- **Problem details**:
Transcribe only the part of the listing below that begins at the line containing "Give me a plain-text" and runs to its final line, keeping both ends.

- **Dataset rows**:
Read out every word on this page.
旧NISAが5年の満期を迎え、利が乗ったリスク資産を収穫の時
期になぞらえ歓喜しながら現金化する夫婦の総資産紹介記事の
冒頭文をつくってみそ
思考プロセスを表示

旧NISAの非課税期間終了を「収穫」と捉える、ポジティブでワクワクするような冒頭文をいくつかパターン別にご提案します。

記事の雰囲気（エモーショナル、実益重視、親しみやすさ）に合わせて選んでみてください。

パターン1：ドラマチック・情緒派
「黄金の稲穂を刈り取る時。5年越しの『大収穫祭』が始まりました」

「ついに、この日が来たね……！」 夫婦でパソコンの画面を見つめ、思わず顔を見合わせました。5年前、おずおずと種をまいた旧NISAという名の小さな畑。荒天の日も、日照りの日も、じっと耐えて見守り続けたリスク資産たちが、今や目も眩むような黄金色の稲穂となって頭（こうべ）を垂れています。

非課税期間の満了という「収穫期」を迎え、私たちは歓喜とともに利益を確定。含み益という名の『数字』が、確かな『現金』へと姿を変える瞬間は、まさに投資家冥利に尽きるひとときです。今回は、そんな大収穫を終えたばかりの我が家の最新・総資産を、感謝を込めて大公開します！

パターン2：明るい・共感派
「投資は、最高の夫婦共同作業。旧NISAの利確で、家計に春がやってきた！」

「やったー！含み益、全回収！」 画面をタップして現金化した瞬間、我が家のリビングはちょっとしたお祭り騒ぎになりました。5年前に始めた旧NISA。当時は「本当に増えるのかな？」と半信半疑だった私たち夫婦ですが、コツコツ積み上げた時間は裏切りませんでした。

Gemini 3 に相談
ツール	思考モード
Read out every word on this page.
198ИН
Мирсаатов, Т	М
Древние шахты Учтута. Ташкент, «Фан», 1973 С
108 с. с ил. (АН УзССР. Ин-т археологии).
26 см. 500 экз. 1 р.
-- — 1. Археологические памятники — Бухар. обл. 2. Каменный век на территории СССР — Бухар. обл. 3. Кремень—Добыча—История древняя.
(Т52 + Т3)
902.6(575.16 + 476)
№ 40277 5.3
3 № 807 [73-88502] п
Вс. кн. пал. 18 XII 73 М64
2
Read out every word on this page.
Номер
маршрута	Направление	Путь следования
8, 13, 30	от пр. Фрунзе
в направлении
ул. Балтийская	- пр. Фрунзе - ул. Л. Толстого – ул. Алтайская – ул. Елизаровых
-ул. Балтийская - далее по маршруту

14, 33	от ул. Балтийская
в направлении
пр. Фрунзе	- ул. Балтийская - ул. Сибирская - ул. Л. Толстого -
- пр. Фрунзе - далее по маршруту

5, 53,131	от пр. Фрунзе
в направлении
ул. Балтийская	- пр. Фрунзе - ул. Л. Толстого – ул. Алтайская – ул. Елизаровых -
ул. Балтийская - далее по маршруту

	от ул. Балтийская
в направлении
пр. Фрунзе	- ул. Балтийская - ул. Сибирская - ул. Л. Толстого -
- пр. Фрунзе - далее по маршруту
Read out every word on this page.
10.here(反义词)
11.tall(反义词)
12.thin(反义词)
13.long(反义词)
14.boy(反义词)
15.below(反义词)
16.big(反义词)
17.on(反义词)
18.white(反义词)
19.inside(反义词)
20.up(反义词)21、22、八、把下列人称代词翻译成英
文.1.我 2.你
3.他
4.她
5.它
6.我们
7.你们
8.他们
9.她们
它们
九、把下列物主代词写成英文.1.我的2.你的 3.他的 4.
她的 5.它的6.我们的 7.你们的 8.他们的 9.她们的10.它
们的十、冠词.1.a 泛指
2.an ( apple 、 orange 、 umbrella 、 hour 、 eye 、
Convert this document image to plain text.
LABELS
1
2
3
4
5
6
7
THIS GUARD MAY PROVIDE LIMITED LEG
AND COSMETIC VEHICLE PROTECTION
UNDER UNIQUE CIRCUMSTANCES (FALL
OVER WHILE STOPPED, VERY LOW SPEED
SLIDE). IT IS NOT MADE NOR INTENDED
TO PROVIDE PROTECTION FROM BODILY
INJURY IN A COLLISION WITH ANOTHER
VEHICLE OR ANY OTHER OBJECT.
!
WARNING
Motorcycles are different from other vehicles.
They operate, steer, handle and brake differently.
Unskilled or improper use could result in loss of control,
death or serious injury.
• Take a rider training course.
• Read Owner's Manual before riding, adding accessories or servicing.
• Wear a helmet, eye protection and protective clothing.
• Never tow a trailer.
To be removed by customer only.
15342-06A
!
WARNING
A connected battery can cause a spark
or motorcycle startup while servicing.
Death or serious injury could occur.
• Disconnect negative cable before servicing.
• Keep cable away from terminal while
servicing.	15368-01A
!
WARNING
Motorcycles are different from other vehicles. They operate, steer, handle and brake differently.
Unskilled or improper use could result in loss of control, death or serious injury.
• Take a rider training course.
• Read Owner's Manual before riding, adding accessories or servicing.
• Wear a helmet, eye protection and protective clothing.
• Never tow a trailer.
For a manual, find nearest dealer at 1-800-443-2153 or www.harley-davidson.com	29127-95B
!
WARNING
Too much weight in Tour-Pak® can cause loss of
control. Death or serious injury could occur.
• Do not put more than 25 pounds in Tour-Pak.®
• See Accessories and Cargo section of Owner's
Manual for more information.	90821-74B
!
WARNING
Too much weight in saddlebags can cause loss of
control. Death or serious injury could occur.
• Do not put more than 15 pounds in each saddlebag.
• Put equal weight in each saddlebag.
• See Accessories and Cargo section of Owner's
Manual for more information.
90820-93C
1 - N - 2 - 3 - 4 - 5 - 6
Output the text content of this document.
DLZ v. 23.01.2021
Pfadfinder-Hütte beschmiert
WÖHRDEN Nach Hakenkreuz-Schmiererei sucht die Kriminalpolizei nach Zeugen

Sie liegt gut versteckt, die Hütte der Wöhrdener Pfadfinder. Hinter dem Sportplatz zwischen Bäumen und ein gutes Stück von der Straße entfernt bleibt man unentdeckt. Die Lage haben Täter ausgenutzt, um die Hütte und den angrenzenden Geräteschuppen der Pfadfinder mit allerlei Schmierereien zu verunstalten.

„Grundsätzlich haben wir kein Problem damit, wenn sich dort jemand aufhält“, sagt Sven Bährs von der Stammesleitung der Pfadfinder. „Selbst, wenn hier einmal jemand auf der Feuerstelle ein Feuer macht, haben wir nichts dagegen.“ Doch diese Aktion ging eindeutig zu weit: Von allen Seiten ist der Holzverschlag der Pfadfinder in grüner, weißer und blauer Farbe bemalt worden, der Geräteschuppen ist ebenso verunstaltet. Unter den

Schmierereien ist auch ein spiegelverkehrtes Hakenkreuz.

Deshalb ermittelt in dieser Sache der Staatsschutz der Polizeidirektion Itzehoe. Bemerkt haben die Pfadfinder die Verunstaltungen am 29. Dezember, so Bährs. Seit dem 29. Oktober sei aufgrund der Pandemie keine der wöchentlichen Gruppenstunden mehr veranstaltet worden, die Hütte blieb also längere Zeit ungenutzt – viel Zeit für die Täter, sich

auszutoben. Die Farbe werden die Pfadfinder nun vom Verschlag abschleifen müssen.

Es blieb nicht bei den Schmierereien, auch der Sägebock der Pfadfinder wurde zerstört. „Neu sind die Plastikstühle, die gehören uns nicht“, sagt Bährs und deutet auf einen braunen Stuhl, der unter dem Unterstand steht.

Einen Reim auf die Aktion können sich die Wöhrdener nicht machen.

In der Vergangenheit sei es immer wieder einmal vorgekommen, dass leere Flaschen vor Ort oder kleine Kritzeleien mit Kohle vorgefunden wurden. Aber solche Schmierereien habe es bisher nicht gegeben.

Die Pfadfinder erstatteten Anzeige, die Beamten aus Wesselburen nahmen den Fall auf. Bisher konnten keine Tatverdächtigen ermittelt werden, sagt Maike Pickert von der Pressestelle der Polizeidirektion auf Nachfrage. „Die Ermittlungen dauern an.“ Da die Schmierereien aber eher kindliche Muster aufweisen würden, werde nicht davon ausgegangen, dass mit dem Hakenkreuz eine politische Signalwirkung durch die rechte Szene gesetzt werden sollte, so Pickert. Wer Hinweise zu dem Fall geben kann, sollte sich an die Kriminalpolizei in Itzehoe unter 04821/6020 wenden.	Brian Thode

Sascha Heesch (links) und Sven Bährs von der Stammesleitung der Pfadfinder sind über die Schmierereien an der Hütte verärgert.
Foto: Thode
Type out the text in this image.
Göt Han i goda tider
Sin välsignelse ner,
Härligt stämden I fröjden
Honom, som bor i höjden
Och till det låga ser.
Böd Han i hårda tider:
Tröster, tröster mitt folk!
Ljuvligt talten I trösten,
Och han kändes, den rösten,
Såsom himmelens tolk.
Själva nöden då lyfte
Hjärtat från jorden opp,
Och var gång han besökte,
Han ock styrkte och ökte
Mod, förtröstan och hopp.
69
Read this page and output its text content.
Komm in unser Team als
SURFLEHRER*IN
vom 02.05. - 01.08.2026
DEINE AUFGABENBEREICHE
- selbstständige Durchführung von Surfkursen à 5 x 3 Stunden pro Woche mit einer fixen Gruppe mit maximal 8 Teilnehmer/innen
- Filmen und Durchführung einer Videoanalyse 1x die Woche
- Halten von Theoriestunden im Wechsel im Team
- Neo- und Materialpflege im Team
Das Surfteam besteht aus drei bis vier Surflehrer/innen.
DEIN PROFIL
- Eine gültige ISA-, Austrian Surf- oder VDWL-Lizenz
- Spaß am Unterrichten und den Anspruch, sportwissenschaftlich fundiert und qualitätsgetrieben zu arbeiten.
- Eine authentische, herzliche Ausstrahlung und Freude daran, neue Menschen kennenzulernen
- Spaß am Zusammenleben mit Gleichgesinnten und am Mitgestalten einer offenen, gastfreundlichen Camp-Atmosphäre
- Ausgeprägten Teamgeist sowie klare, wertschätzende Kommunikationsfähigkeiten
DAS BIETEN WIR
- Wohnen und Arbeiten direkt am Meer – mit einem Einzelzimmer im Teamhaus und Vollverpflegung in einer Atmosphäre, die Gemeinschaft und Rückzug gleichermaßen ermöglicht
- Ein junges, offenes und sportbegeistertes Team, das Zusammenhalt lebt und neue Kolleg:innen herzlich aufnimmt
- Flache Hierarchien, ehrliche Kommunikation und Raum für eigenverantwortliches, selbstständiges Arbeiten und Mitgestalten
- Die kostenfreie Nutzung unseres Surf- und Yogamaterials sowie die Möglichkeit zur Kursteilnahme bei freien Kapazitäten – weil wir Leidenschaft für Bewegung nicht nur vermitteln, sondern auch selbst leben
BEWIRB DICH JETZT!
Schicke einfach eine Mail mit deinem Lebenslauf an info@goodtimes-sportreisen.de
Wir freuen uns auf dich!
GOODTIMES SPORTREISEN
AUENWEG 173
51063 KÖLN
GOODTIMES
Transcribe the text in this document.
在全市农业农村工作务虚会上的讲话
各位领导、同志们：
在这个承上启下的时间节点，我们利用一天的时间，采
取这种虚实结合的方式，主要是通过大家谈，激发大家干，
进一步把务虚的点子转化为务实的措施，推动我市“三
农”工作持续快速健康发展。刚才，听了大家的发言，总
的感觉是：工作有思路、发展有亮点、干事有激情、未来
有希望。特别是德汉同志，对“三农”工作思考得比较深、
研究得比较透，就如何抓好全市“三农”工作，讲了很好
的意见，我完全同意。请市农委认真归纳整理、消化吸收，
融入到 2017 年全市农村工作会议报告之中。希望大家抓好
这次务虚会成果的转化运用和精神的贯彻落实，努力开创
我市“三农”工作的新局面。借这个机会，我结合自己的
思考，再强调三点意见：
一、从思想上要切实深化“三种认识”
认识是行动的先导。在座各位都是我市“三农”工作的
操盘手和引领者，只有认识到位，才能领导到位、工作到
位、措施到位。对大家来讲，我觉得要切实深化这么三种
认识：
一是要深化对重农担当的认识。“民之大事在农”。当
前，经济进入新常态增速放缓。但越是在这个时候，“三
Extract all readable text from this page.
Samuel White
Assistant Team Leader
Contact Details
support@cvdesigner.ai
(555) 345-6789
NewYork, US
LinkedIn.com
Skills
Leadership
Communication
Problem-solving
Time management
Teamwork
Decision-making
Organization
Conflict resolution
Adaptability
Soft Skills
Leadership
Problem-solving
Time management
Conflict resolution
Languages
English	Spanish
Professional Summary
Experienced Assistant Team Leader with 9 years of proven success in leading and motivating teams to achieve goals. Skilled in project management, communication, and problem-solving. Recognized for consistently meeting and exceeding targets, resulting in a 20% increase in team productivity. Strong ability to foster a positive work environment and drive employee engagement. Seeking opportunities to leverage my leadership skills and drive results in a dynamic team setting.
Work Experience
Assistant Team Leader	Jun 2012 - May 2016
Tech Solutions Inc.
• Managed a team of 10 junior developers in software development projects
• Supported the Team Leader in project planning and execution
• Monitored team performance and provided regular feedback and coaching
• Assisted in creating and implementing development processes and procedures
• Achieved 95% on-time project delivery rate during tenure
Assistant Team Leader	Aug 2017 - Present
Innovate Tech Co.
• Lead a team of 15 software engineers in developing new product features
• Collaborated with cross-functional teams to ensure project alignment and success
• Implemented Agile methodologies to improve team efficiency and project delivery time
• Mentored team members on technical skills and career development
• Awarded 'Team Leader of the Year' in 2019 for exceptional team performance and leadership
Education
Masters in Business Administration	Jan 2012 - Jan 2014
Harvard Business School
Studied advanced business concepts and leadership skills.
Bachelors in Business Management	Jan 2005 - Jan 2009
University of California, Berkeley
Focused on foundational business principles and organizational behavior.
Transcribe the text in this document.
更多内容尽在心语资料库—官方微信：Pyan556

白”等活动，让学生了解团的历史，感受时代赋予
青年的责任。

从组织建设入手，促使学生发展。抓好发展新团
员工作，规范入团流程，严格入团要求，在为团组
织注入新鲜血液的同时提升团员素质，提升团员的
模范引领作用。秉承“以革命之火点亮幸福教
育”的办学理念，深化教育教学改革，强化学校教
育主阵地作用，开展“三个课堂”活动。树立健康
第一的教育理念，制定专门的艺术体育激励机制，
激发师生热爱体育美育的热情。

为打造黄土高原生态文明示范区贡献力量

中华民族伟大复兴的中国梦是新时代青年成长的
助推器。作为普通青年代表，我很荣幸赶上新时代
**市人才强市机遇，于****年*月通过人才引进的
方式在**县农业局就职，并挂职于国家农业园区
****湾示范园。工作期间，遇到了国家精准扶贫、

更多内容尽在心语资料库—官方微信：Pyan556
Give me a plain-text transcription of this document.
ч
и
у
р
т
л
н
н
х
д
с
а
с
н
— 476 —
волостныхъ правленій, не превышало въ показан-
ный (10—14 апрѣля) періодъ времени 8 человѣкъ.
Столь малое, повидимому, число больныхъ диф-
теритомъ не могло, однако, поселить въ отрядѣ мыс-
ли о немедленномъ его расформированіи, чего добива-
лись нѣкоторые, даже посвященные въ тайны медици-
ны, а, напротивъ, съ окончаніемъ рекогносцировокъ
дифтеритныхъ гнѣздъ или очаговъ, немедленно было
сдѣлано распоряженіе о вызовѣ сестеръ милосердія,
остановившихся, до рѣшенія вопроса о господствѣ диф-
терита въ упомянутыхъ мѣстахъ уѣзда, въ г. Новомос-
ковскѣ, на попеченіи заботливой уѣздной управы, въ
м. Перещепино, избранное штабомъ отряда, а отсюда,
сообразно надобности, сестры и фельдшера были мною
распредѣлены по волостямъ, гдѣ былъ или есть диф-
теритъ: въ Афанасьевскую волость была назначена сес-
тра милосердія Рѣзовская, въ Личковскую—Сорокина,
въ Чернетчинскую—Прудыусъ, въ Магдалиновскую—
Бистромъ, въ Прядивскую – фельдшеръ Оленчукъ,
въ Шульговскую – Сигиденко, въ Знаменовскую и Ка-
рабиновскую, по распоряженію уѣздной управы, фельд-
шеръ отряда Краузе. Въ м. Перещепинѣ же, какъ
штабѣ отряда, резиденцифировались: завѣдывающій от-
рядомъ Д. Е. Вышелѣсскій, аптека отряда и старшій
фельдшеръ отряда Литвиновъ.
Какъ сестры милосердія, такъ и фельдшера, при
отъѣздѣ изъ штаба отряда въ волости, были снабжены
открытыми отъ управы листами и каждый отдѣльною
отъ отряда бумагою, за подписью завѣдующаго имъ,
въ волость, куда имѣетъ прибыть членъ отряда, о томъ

- **Solution for this task**:
Give me a plain-text transcription of this document.
ч
и
у
р
т
л
н
н
х
д
с
а
с
н
— 476 —
волостныхъ правленій, не превышало въ показан-
ный (10—14 апрѣля) періодъ времени 8 человѣкъ.
Столь малое, повидимому, число больныхъ диф-
теритомъ не могло, однако, поселить въ отрядѣ мыс-
ли о немедленномъ его расформированіи, чего добива-
лись нѣкоторые, даже посвященные въ тайны медици-
ны, а, напротивъ, съ окончаніемъ рекогносцировокъ
дифтеритныхъ гнѣздъ или очаговъ, немедленно было
сдѣлано распоряженіе о вызовѣ сестеръ милосердія,
остановившихся, до рѣшенія вопроса о господствѣ диф-
терита въ упомянутыхъ мѣстахъ уѣзда, въ г. Новомос-
ковскѣ, на попеченіи заботливой уѣздной управы, въ
м. Перещепино, избранное штабомъ отряда, а отсюда,
сообразно надобности, сестры и фельдшера были мною
распредѣлены по волостямъ, гдѣ былъ или есть диф-
теритъ: въ Афанасьевскую волость была назначена сес-
тра милосердія Рѣзовская, въ Личковскую—Сорокина,
въ Чернетчинскую—Прудыусъ, въ Магдалиновскую—
Бистромъ, въ Прядивскую – фельдшеръ Оленчукъ,
въ Шульговскую – Сигиденко, въ Знаменовскую и Ка-
рабиновскую, по распоряженію уѣздной управы, фельд-
шеръ отряда Краузе. Въ м. Перещепинѣ же, какъ
штабѣ отряда, резиденцифировались: завѣдывающій от-
рядомъ Д. Е. Вышелѣсскій, аптека отряда и старшій
фельдшеръ отряда Литвиновъ.
Какъ сестры милосердія, такъ и фельдшера, при
отъѣздѣ изъ штаба отряда въ волости, были снабжены
открытыми отъ управы листами и каждый отдѣльною
отъ отряда бумагою, за подписью завѣдующаго имъ,
въ волость, куда имѣетъ прибыть членъ отряда, о томъ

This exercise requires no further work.